(Collected data)
....................

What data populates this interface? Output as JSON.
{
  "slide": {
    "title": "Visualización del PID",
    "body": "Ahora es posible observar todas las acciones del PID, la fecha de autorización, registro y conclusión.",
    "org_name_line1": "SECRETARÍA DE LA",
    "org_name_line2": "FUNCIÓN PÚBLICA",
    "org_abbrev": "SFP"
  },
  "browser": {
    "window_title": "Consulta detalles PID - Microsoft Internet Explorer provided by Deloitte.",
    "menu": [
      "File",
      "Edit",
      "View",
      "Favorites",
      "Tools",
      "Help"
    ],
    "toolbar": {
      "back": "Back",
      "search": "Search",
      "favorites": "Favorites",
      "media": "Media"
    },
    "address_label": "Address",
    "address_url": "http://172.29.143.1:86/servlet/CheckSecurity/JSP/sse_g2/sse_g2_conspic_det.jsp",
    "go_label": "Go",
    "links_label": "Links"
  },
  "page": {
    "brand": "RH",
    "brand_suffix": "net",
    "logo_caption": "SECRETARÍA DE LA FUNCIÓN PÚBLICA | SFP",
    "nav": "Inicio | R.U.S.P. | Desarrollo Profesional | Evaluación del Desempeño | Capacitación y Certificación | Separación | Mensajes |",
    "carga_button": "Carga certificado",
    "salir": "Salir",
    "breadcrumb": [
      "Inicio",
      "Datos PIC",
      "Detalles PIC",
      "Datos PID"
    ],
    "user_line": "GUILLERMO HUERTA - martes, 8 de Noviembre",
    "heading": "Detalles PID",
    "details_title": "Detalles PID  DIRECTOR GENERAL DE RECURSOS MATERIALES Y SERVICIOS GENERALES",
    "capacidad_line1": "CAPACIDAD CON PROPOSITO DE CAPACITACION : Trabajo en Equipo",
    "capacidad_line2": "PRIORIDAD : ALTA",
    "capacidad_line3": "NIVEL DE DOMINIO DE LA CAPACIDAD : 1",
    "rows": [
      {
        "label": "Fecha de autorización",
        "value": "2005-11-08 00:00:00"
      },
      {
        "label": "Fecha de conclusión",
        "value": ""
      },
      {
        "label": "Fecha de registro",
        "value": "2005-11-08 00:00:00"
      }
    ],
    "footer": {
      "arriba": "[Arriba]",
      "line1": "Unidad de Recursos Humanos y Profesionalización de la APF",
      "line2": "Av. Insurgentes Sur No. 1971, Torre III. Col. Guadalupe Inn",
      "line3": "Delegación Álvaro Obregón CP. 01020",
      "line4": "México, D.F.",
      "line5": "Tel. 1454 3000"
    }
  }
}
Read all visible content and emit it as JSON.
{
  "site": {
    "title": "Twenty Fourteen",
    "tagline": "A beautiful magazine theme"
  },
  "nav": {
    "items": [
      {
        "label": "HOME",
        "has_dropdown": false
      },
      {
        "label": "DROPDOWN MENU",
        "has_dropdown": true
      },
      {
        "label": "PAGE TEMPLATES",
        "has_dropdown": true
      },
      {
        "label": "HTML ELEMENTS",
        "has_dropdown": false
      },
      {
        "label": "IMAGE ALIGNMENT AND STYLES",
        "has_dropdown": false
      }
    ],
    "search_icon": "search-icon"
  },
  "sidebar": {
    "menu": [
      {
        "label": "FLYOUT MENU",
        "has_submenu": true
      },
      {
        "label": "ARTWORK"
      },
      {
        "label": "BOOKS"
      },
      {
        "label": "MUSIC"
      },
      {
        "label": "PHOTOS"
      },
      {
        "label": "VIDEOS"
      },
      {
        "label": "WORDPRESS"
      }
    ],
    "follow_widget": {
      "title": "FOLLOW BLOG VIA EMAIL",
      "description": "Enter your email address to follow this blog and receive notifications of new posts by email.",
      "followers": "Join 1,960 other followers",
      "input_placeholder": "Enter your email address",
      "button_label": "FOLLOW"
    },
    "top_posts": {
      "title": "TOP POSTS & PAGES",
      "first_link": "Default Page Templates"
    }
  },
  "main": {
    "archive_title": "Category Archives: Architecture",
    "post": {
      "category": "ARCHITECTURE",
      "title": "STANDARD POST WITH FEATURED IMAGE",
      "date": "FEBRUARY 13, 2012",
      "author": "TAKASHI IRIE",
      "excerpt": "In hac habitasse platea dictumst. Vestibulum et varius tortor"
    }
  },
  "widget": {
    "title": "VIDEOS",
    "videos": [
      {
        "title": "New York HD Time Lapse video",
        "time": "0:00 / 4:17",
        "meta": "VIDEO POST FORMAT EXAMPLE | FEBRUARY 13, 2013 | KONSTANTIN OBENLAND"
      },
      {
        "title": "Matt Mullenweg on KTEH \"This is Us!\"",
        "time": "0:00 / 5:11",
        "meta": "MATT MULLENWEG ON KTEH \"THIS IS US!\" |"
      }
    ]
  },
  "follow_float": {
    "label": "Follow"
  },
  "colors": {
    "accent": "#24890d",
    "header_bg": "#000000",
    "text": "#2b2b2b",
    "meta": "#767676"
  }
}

....................

• **DO THIS**: Copy all the records above exactly, missing none.

• **SOLUTION TO THE PROBLEM**:
What data populates this interface? Output as JSON.
{
  "slide": {
    "title": "Visualización del PID",
    "body": "Ahora es posible observar todas las acciones del PID, la fecha de autorización, registro y conclusión.",
    "org_name_line1": "SECRETARÍA DE LA",
    "org_name_line2": "FUNCIÓN PÚBLICA",
    "org_abbrev": "SFP"
  },
  "browser": {
    "window_title": "Consulta detalles PID - Microsoft Internet Explorer provided by Deloitte.",
    "menu": [
      "File",
      "Edit",
      "View",
      "Favorites",
      "Tools",
      "Help"
    ],
    "toolbar": {
      "back": "Back",
      "search": "Search",
      "favorites": "Favorites",
      "media": "Media"
    },
    "address_label": "Address",
    "address_url": "http://172.29.143.1:86/servlet/CheckSecurity/JSP/sse_g2/sse_g2_conspic_det.jsp",
    "go_label": "Go",
    "links_label": "Links"
  },
  "page": {
    "brand": "RH",
    "brand_suffix": "net",
    "logo_caption": "SECRETARÍA DE LA FUNCIÓN PÚBLICA | SFP",
    "nav": "Inicio | R.U.S.P. | Desarrollo Profesional | Evaluación del Desempeño | Capacitación y Certificación | Separación | Mensajes |",
    "carga_button": "Carga certificado",
    "salir": "Salir",
    "breadcrumb": [
      "Inicio",
      "Datos PIC",
      "Detalles PIC",
      "Datos PID"
    ],
    "user_line": "GUILLERMO HUERTA - martes, 8 de Noviembre",
    "heading": "Detalles PID",
    "details_title": "Detalles PID  DIRECTOR GENERAL DE RECURSOS MATERIALES Y SERVICIOS GENERALES",
    "capacidad_line1": "CAPACIDAD CON PROPOSITO DE CAPACITACION : Trabajo en Equipo",
    "capacidad_line2": "PRIORIDAD : ALTA",
    "capacidad_line3": "NIVEL DE DOMINIO DE LA CAPACIDAD : 1",
    "rows": [
      {
        "label": "Fecha de autorización",
        "value": "2005-11-08 00:00:00"
      },
      {
        "label": "Fecha de conclusión",
        "value": ""
      },
      {
        "label": "Fecha de registro",
        "value": "2005-11-08 00:00:00"
      }
    ],
    "footer": {
      "arriba": "[Arriba]",
      "line1": "Unidad de Recursos Humanos y Profesionalización de la APF",
      "line2": "Av. Insurgentes Sur No. 1971, Torre III. Col. Guadalupe Inn",
      "line3": "Delegación Álvaro Obregón CP. 01020",
      "line4": "México, D.F.",
      "line5": "Tel. 1454 3000"
    }
  }
}
Read all visible content and emit it as JSON.
{
  "site": {
    "title": "Twenty Fourteen",
    "tagline": "A beautiful magazine theme"
  },
  "nav": {
    "items": [
      {
        "label": "HOME",
        "has_dropdown": false
      },
      {
        "label": "DROPDOWN MENU",
        "has_dropdown": true
      },
      {
        "label": "PAGE TEMPLATES",
        "has_dropdown": true
      },
      {
        "label": "HTML ELEMENTS",
        "has_dropdown": false
      },
      {
        "label": "IMAGE ALIGNMENT AND STYLES",
        "has_dropdown": false
      }
    ],
    "search_icon": "search-icon"
  },
  "sidebar": {
    "menu": [
      {
        "label": "FLYOUT MENU",
        "has_submenu": true
      },
      {
        "label": "ARTWORK"
      },
      {
        "label": "BOOKS"
      },
      {
        "label": "MUSIC"
      },
      {
        "label": "PHOTOS"
      },
      {
        "label": "VIDEOS"
      },
      {
        "label": "WORDPRESS"
      }
    ],
    "follow_widget": {
      "title": "FOLLOW BLOG VIA EMAIL",
      "description": "Enter your email address to follow this blog and receive notifications of new posts by email.",
      "followers": "Join 1,960 other followers",
      "input_placeholder": "Enter your email address",
      "button_label": "FOLLOW"
    },
    "top_posts": {
      "title": "TOP POSTS & PAGES",
      "first_link": "Default Page Templates"
    }
  },
  "main": {
    "archive_title": "Category Archives: Architecture",
    "post": {
      "category": "ARCHITECTURE",
      "title": "STANDARD POST WITH FEATURED IMAGE",
      "date": "FEBRUARY 13, 2012",
      "author": "TAKASHI IRIE",
      "excerpt": "In hac habitasse platea dictumst. Vestibulum et varius tortor"
    }
  },
  "widget": {
    "title": "VIDEOS",
    "videos": [
      {
        "title": "New York HD Time Lapse video",
        "time": "0:00 / 4:17",
        "meta": "VIDEO POST FORMAT EXAMPLE | FEBRUARY 13, 2013 | KONSTANTIN OBENLAND"
      },
      {
        "title": "Matt Mullenweg on KTEH \"This is Us!\"",
        "time": "0:00 / 5:11",
        "meta": "MATT MULLENWEG ON KTEH \"THIS IS US!\" |"
      }
    ]
  },
  "follow_float": {
    "label": "Follow"
  },
  "colors": {
    "accent": "#24890d",
    "header_bg": "#000000",
    "text": "#2b2b2b",
    "meta": "#767676"
  }
}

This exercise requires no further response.